DATA FOR PROCESSING -
━━━━━━━━━━━━━━━━━━━━
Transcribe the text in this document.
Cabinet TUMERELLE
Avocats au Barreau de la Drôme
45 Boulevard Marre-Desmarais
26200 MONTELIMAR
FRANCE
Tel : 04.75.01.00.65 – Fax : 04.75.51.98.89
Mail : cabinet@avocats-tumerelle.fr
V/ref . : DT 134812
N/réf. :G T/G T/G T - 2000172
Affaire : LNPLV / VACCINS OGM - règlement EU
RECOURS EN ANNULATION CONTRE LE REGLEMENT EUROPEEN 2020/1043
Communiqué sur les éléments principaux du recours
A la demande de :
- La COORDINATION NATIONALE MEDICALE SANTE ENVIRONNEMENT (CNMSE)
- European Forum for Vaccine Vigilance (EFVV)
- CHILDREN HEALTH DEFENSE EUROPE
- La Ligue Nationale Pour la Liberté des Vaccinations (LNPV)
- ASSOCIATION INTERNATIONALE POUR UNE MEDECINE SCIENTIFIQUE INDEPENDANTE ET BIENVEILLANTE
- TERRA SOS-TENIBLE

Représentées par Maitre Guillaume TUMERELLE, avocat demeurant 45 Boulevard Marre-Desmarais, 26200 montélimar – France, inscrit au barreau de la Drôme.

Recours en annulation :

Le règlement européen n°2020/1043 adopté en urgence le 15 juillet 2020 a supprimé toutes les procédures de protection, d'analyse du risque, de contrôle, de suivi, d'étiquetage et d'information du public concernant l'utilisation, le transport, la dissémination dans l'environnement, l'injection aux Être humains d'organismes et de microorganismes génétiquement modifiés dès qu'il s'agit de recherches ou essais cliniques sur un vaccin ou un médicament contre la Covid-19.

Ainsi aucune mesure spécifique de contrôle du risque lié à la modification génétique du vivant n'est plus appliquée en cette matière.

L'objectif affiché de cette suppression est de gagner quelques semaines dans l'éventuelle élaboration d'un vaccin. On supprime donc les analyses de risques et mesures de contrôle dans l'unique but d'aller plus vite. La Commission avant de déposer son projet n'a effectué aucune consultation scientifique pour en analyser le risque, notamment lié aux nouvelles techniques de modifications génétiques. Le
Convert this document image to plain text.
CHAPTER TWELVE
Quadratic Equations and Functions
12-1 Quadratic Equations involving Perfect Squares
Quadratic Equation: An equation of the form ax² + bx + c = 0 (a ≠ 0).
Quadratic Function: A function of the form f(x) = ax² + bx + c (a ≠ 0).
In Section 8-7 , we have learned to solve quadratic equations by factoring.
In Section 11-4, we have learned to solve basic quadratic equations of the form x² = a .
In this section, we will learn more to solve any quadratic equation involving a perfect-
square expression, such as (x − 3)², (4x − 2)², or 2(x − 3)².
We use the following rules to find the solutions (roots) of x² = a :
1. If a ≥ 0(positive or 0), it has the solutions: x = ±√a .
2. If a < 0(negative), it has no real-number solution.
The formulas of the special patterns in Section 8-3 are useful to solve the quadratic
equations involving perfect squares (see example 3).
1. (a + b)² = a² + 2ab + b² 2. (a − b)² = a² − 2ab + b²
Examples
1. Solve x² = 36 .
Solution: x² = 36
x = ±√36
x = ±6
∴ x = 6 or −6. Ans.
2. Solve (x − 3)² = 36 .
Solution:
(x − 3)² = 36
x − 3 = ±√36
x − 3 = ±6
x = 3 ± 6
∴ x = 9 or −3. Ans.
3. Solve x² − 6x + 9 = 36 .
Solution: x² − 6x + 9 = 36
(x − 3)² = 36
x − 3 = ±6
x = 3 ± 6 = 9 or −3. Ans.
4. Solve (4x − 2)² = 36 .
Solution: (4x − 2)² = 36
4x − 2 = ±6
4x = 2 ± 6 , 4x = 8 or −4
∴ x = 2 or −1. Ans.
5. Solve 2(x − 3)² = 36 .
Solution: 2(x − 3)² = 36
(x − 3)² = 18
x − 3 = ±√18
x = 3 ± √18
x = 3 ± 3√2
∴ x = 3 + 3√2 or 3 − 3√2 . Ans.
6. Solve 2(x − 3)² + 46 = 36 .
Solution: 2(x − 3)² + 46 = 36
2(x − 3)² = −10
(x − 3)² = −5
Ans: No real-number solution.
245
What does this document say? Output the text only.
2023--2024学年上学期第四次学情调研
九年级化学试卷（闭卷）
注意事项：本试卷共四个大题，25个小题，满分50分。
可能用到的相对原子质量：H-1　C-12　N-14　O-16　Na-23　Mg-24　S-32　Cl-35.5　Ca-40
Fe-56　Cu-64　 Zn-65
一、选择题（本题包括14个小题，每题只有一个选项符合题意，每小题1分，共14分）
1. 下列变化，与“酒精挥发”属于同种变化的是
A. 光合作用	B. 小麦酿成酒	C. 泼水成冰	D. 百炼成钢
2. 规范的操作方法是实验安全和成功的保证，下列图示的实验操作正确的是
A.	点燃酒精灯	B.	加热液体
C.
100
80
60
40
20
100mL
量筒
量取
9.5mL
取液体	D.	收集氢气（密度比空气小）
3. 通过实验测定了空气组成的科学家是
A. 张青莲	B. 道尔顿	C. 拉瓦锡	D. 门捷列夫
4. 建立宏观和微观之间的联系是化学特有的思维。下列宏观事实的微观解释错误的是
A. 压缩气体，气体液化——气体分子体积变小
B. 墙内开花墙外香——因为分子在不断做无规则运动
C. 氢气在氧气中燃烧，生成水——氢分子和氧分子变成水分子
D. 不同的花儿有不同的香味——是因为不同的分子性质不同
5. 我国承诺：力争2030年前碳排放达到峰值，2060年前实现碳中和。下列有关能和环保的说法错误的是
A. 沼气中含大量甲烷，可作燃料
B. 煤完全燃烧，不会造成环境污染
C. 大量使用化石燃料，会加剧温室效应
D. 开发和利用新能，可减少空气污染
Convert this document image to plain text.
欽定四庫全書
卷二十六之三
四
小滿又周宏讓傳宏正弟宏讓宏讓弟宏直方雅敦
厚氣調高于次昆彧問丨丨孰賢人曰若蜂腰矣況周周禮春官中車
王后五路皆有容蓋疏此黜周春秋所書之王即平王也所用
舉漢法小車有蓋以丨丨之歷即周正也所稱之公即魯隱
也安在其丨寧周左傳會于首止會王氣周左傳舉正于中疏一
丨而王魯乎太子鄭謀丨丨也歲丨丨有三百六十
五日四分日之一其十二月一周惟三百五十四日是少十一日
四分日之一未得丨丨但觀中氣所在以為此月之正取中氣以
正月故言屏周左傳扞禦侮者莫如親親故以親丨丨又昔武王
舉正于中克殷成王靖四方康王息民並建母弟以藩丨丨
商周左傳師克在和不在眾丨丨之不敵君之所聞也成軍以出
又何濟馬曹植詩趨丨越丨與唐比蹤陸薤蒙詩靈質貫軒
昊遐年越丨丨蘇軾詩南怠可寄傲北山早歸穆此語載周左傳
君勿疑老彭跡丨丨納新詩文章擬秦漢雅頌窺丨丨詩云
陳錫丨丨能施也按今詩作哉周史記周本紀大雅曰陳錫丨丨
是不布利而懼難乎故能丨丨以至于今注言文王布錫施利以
━━━━━━━━━━━━━━━━━━━━
YOUR GOAL - Write out the data exactly as it stands.

RESULT OF THIS EXERCISE -
Transcribe the text in this document.
Cabinet TUMERELLE
Avocats au Barreau de la Drôme
45 Boulevard Marre-Desmarais
26200 MONTELIMAR
FRANCE
Tel : 04.75.01.00.65 – Fax : 04.75.51.98.89
Mail : cabinet@avocats-tumerelle.fr
V/ref . : DT 134812
N/réf. :G T/G T/G T - 2000172
Affaire : LNPLV / VACCINS OGM - règlement EU
RECOURS EN ANNULATION CONTRE LE REGLEMENT EUROPEEN 2020/1043
Communiqué sur les éléments principaux du recours
A la demande de :
- La COORDINATION NATIONALE MEDICALE SANTE ENVIRONNEMENT (CNMSE)
- European Forum for Vaccine Vigilance (EFVV)
- CHILDREN HEALTH DEFENSE EUROPE
- La Ligue Nationale Pour la Liberté des Vaccinations (LNPV)
- ASSOCIATION INTERNATIONALE POUR UNE MEDECINE SCIENTIFIQUE INDEPENDANTE ET BIENVEILLANTE
- TERRA SOS-TENIBLE

Représentées par Maitre Guillaume TUMERELLE, avocat demeurant 45 Boulevard Marre-Desmarais, 26200 montélimar – France, inscrit au barreau de la Drôme.

Recours en annulation :

Le règlement européen n°2020/1043 adopté en urgence le 15 juillet 2020 a supprimé toutes les procédures de protection, d'analyse du risque, de contrôle, de suivi, d'étiquetage et d'information du public concernant l'utilisation, le transport, la dissémination dans l'environnement, l'injection aux Être humains d'organismes et de microorganismes génétiquement modifiés dès qu'il s'agit de recherches ou essais cliniques sur un vaccin ou un médicament contre la Covid-19.

Ainsi aucune mesure spécifique de contrôle du risque lié à la modification génétique du vivant n'est plus appliquée en cette matière.

L'objectif affiché de cette suppression est de gagner quelques semaines dans l'éventuelle élaboration d'un vaccin. On supprime donc les analyses de risques et mesures de contrôle dans l'unique but d'aller plus vite. La Commission avant de déposer son projet n'a effectué aucune consultation scientifique pour en analyser le risque, notamment lié aux nouvelles techniques de modifications génétiques. Le
Convert this document image to plain text.
CHAPTER TWELVE
Quadratic Equations and Functions
12-1 Quadratic Equations involving Perfect Squares
Quadratic Equation: An equation of the form ax² + bx + c = 0 (a ≠ 0).
Quadratic Function: A function of the form f(x) = ax² + bx + c (a ≠ 0).
In Section 8-7 , we have learned to solve quadratic equations by factoring.
In Section 11-4, we have learned to solve basic quadratic equations of the form x² = a .
In this section, we will learn more to solve any quadratic equation involving a perfect-
square expression, such as (x − 3)², (4x − 2)², or 2(x − 3)².
We use the following rules to find the solutions (roots) of x² = a :
1. If a ≥ 0(positive or 0), it has the solutions: x = ±√a .
2. If a < 0(negative), it has no real-number solution.
The formulas of the special patterns in Section 8-3 are useful to solve the quadratic
equations involving perfect squares (see example 3).
1. (a + b)² = a² + 2ab + b² 2. (a − b)² = a² − 2ab + b²
Examples
1. Solve x² = 36 .
Solution: x² = 36
x = ±√36
x = ±6
∴ x = 6 or −6. Ans.
2. Solve (x − 3)² = 36 .
Solution:
(x − 3)² = 36
x − 3 = ±√36
x − 3 = ±6
x = 3 ± 6
∴ x = 9 or −3. Ans.
3. Solve x² − 6x + 9 = 36 .
Solution: x² − 6x + 9 = 36
(x − 3)² = 36
x − 3 = ±6
x = 3 ± 6 = 9 or −3. Ans.
4. Solve (4x − 2)² = 36 .
Solution: (4x − 2)² = 36
4x − 2 = ±6
4x = 2 ± 6 , 4x = 8 or −4
∴ x = 2 or −1. Ans.
5. Solve 2(x − 3)² = 36 .
Solution: 2(x − 3)² = 36
(x − 3)² = 18
x − 3 = ±√18
x = 3 ± √18
x = 3 ± 3√2
∴ x = 3 + 3√2 or 3 − 3√2 . Ans.
6. Solve 2(x − 3)² + 46 = 36 .
Solution: 2(x − 3)² + 46 = 36
2(x − 3)² = −10
(x − 3)² = −5
Ans: No real-number solution.
245
What does this document say? Output the text only.
2023--2024学年上学期第四次学情调研
九年级化学试卷（闭卷）
注意事项：本试卷共四个大题，25个小题，满分50分。
可能用到的相对原子质量：H-1　C-12　N-14　O-16　Na-23　Mg-24　S-32　Cl-35.5　Ca-40
Fe-56　Cu-64　 Zn-65
一、选择题（本题包括14个小题，每题只有一个选项符合题意，每小题1分，共14分）
1. 下列变化，与“酒精挥发”属于同种变化的是
A. 光合作用	B. 小麦酿成酒	C. 泼水成冰	D. 百炼成钢
2. 规范的操作方法是实验安全和成功的保证，下列图示的实验操作正确的是
A.	点燃酒精灯	B.	加热液体
C.
100
80
60
40
20
100mL
量筒
量取
9.5mL
取液体	D.	收集氢气（密度比空气小）
3. 通过实验测定了空气组成的科学家是
A. 张青莲	B. 道尔顿	C. 拉瓦锡	D. 门捷列夫
4. 建立宏观和微观之间的联系是化学特有的思维。下列宏观事实的微观解释错误的是
A. 压缩气体，气体液化——气体分子体积变小
B. 墙内开花墙外香——因为分子在不断做无规则运动
C. 氢气在氧气中燃烧，生成水——氢分子和氧分子变成水分子
D. 不同的花儿有不同的香味——是因为不同的分子性质不同
5. 我国承诺：力争2030年前碳排放达到峰值，2060年前实现碳中和。下列有关能和环保的说法错误的是
A. 沼气中含大量甲烷，可作燃料
B. 煤完全燃烧，不会造成环境污染
C. 大量使用化石燃料，会加剧温室效应
D. 开发和利用新能，可减少空气污染
Convert this document image to plain text.
欽定四庫全書
卷二十六之三
四
小滿又周宏讓傳宏正弟宏讓宏讓弟宏直方雅敦
厚氣調高于次昆彧問丨丨孰賢人曰若蜂腰矣況周周禮春官中車
王后五路皆有容蓋疏此黜周春秋所書之王即平王也所用
舉漢法小車有蓋以丨丨之歷即周正也所稱之公即魯隱
也安在其丨寧周左傳會于首止會王氣周左傳舉正于中疏一
丨而王魯乎太子鄭謀丨丨也歲丨丨有三百六十
五日四分日之一其十二月一周惟三百五十四日是少十一日
四分日之一未得丨丨但觀中氣所在以為此月之正取中氣以
正月故言屏周左傳扞禦侮者莫如親親故以親丨丨又昔武王
舉正于中克殷成王靖四方康王息民並建母弟以藩丨丨
商周左傳師克在和不在眾丨丨之不敵君之所聞也成軍以出
又何濟馬曹植詩趨丨越丨與唐比蹤陸薤蒙詩靈質貫軒
昊遐年越丨丨蘇軾詩南怠可寄傲北山早歸穆此語載周左傳
君勿疑老彭跡丨丨納新詩文章擬秦漢雅頌窺丨丨詩云
陳錫丨丨能施也按今詩作哉周史記周本紀大雅曰陳錫丨丨
是不布利而懼難乎故能丨丨以至于今注言文王布錫施利以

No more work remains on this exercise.